(Dataset rows)

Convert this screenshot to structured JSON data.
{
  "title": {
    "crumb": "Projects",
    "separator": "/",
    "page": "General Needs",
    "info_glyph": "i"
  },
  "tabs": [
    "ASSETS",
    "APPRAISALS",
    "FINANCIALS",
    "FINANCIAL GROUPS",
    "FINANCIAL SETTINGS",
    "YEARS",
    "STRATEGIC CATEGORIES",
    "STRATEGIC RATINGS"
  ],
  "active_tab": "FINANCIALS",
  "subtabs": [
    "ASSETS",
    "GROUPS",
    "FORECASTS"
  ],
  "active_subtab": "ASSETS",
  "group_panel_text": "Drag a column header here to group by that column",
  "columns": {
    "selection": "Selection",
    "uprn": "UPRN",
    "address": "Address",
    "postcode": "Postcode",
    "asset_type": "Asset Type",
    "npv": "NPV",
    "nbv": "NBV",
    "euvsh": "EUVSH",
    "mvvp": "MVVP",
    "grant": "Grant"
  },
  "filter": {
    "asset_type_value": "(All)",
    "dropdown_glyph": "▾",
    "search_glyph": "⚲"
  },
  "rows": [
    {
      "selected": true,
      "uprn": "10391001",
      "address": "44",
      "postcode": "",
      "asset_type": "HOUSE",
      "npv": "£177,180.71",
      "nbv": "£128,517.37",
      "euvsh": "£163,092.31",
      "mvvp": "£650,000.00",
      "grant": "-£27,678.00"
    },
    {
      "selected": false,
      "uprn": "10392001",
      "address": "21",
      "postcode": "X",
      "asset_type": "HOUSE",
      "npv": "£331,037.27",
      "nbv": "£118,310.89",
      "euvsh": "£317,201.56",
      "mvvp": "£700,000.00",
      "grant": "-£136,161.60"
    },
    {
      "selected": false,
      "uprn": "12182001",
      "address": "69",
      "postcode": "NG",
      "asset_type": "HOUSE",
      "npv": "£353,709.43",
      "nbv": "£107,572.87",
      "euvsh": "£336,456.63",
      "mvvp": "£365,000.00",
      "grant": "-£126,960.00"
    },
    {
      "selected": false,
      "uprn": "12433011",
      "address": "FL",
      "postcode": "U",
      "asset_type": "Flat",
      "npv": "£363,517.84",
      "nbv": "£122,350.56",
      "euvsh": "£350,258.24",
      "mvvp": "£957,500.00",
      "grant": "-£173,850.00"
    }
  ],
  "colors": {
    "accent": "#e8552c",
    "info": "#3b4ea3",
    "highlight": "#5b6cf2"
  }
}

§ **Work required**
Extract the listing in its entirety, matching it exactly.

§ **Solved exercise**
Convert this screenshot to structured JSON data.
{
  "title": {
    "crumb": "Projects",
    "separator": "/",
    "page": "General Needs",
    "info_glyph": "i"
  },
  "tabs": [
    "ASSETS",
    "APPRAISALS",
    "FINANCIALS",
    "FINANCIAL GROUPS",
    "FINANCIAL SETTINGS",
    "YEARS",
    "STRATEGIC CATEGORIES",
    "STRATEGIC RATINGS"
  ],
  "active_tab": "FINANCIALS",
  "subtabs": [
    "ASSETS",
    "GROUPS",
    "FORECASTS"
  ],
  "active_subtab": "ASSETS",
  "group_panel_text": "Drag a column header here to group by that column",
  "columns": {
    "selection": "Selection",
    "uprn": "UPRN",
    "address": "Address",
    "postcode": "Postcode",
    "asset_type": "Asset Type",
    "npv": "NPV",
    "nbv": "NBV",
    "euvsh": "EUVSH",
    "mvvp": "MVVP",
    "grant": "Grant"
  },
  "filter": {
    "asset_type_value": "(All)",
    "dropdown_glyph": "▾",
    "search_glyph": "⚲"
  },
  "rows": [
    {
      "selected": true,
      "uprn": "10391001",
      "address": "44",
      "postcode": "",
      "asset_type": "HOUSE",
      "npv": "£177,180.71",
      "nbv": "£128,517.37",
      "euvsh": "£163,092.31",
      "mvvp": "£650,000.00",
      "grant": "-£27,678.00"
    },
    {
      "selected": false,
      "uprn": "10392001",
      "address": "21",
      "postcode": "X",
      "asset_type": "HOUSE",
      "npv": "£331,037.27",
      "nbv": "£118,310.89",
      "euvsh": "£317,201.56",
      "mvvp": "£700,000.00",
      "grant": "-£136,161.60"
    },
    {
      "selected": false,
      "uprn": "12182001",
      "address": "69",
      "postcode": "NG",
      "asset_type": "HOUSE",
      "npv": "£353,709.43",
      "nbv": "£107,572.87",
      "euvsh": "£336,456.63",
      "mvvp": "£365,000.00",
      "grant": "-£126,960.00"
    },
    {
      "selected": false,
      "uprn": "12433011",
      "address": "FL",
      "postcode": "U",
      "asset_type": "Flat",
      "npv": "£363,517.84",
      "nbv": "£122,350.56",
      "euvsh": "£350,258.24",
      "mvvp": "£957,500.00",
      "grant": "-£173,850.00"
    }
  ],
  "colors": {
    "accent": "#e8552c",
    "info": "#3b4ea3",
    "highlight": "#5b6cf2"
  }
}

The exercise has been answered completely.